-- BEGIN TASK INPUTS --
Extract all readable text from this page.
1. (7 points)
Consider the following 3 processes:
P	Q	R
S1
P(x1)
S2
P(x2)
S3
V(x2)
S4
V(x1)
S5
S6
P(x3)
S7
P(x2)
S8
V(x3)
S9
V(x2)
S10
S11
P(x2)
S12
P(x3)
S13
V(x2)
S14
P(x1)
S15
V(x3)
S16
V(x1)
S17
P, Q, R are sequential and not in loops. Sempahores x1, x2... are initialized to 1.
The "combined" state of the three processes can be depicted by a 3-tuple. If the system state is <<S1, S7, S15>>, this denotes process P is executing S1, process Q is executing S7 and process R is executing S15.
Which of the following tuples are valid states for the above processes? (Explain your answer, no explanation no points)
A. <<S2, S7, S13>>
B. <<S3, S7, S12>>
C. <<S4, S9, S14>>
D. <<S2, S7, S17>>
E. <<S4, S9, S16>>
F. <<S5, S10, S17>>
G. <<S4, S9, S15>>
-- END TASK INPUTS --
-- BEGIN TASK INPUTS --
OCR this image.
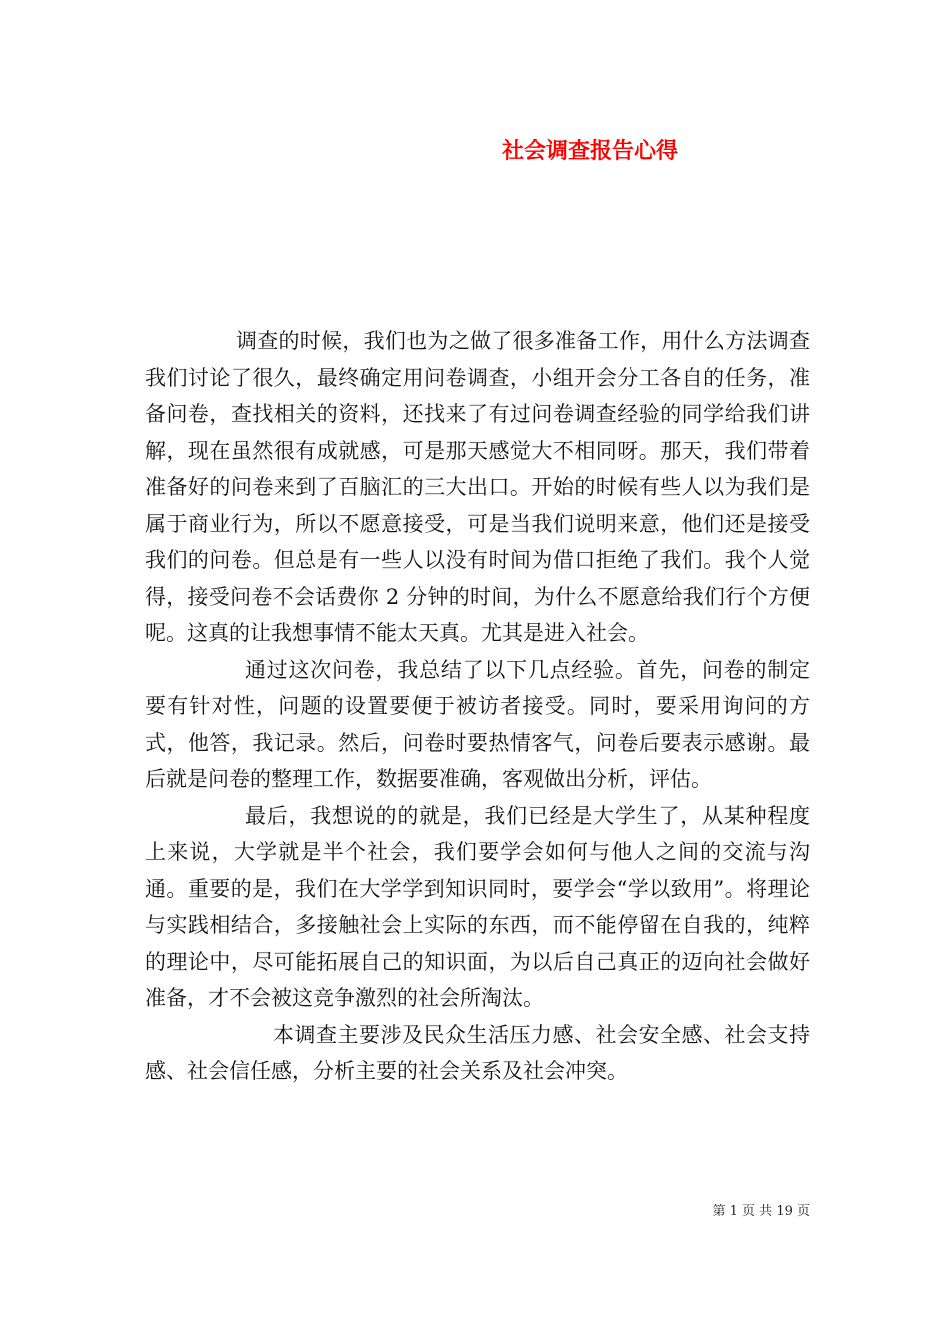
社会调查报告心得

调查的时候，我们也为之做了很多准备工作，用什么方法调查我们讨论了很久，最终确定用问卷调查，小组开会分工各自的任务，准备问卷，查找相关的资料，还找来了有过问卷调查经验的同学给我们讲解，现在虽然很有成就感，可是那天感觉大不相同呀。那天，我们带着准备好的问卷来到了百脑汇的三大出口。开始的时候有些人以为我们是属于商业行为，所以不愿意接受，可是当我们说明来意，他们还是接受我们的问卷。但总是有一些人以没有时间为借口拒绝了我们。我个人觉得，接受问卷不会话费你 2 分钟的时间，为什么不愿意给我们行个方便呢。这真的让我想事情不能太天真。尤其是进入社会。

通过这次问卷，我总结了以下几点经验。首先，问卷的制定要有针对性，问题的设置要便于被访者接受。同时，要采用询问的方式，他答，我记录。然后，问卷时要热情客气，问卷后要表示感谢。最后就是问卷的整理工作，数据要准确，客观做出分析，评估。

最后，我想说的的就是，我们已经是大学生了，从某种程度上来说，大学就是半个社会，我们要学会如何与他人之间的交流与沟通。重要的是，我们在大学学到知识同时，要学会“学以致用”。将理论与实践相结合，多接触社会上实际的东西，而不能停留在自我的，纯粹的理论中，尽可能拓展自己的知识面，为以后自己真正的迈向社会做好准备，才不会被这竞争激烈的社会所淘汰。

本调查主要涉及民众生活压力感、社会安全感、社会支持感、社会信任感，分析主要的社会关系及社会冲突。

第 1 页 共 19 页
-- END TASK INPUTS --
-- BEGIN TASK INPUTS --
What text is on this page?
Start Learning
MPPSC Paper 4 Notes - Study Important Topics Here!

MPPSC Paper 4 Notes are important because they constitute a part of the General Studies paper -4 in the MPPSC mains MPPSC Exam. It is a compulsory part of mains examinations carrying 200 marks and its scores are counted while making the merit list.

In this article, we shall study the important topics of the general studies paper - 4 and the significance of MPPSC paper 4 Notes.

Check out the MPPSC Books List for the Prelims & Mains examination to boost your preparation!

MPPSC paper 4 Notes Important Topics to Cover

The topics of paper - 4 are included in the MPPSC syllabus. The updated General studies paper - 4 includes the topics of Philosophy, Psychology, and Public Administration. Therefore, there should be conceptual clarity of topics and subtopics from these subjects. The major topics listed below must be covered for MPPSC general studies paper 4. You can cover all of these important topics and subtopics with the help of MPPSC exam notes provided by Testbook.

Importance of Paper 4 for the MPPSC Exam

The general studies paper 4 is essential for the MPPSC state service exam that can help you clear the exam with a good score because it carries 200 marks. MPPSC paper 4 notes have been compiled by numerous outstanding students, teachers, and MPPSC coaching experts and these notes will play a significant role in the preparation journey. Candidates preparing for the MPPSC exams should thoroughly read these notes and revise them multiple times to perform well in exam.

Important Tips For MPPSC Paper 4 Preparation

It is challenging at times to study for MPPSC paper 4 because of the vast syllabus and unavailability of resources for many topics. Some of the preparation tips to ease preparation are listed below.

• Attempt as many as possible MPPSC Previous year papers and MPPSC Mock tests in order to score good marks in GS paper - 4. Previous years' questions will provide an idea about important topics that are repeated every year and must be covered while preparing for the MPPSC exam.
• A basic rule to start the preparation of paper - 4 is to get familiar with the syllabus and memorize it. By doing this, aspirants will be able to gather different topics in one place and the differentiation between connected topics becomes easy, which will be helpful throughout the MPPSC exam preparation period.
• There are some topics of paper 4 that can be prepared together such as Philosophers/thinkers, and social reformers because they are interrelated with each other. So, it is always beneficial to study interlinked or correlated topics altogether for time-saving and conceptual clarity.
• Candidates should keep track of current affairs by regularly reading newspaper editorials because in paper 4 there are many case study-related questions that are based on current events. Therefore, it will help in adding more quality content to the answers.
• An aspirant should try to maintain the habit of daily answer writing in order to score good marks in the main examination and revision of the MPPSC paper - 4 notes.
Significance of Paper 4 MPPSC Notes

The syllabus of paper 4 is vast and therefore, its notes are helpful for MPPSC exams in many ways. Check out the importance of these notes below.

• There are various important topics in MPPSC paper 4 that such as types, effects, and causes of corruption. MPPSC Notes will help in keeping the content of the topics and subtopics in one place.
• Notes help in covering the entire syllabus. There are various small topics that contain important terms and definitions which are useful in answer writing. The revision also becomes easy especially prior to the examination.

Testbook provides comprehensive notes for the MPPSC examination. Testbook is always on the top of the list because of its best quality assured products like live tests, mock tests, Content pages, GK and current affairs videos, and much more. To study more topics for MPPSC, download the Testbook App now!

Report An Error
-- END TASK INPUTS --
◆ CHALLENGE
Scan the records above for the string "while", then report every line that contains it.

◆ FINISHED TASK
MPPSC Paper 4 Notes are important because they constitute a part of the General Studies paper -4 in the MPPSC mains MPPSC Exam. It is a compulsory part of mains examinations carrying 200 marks and its scores are counted while making the merit list.
• Attempt as many as possible MPPSC Previous year papers and MPPSC Mock tests in order to score good marks in GS paper - 4. Previous years' questions will provide an idea about important topics that are repeated every year and must be covered while preparing for the MPPSC exam.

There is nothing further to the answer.